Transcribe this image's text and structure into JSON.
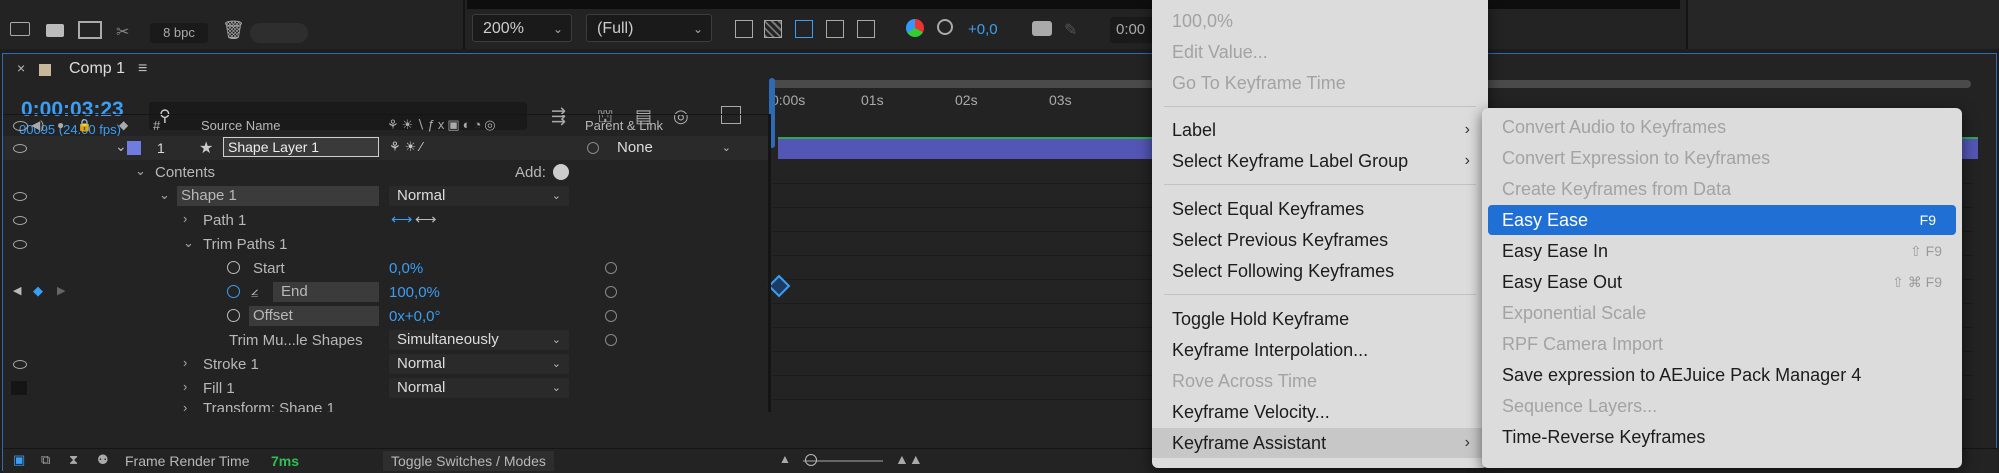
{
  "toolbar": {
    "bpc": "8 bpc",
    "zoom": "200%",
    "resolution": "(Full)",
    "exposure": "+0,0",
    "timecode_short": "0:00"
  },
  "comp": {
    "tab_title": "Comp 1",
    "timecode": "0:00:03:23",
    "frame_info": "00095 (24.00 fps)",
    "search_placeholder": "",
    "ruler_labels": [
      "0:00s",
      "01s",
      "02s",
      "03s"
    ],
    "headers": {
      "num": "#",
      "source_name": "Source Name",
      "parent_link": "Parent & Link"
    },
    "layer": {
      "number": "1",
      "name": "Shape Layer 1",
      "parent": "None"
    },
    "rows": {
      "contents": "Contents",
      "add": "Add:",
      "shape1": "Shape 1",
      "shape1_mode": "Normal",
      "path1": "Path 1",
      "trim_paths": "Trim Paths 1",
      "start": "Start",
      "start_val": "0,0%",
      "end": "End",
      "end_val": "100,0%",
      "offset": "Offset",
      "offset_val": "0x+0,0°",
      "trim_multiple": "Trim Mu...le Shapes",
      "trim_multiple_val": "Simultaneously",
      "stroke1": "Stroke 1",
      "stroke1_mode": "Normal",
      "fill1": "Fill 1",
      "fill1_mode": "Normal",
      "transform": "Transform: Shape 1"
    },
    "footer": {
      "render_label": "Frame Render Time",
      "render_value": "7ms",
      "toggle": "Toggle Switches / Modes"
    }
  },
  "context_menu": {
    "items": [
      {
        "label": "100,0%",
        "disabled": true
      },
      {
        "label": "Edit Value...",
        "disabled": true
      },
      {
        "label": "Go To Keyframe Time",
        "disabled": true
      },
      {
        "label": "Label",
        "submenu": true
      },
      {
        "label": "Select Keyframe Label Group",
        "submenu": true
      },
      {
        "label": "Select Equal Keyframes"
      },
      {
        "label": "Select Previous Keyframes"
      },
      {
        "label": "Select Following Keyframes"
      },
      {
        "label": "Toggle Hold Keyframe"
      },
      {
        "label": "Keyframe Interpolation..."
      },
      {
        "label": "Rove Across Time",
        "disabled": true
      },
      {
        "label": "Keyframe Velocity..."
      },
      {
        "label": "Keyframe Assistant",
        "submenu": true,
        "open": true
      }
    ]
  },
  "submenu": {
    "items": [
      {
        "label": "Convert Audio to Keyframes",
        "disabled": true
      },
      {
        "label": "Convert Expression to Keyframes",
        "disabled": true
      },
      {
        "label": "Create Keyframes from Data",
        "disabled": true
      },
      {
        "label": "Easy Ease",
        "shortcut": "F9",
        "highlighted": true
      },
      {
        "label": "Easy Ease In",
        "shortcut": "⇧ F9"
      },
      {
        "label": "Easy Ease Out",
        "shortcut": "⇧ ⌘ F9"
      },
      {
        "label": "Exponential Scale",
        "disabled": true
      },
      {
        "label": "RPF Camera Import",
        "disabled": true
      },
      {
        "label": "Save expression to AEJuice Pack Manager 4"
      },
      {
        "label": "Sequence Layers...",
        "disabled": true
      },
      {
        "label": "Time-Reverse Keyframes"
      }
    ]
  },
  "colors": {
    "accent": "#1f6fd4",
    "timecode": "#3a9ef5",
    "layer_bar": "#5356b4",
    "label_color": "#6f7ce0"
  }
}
........
GIVEN PROBLEM
Gather each line holding the string "Select".

RESULT OF THE EXERCISE
        "label": "Select Keyframe Label Group",
        "label": "Select Equal Keyframes"
        "label": "Select Previous Keyframes"
        "label": "Select Following Keyframes"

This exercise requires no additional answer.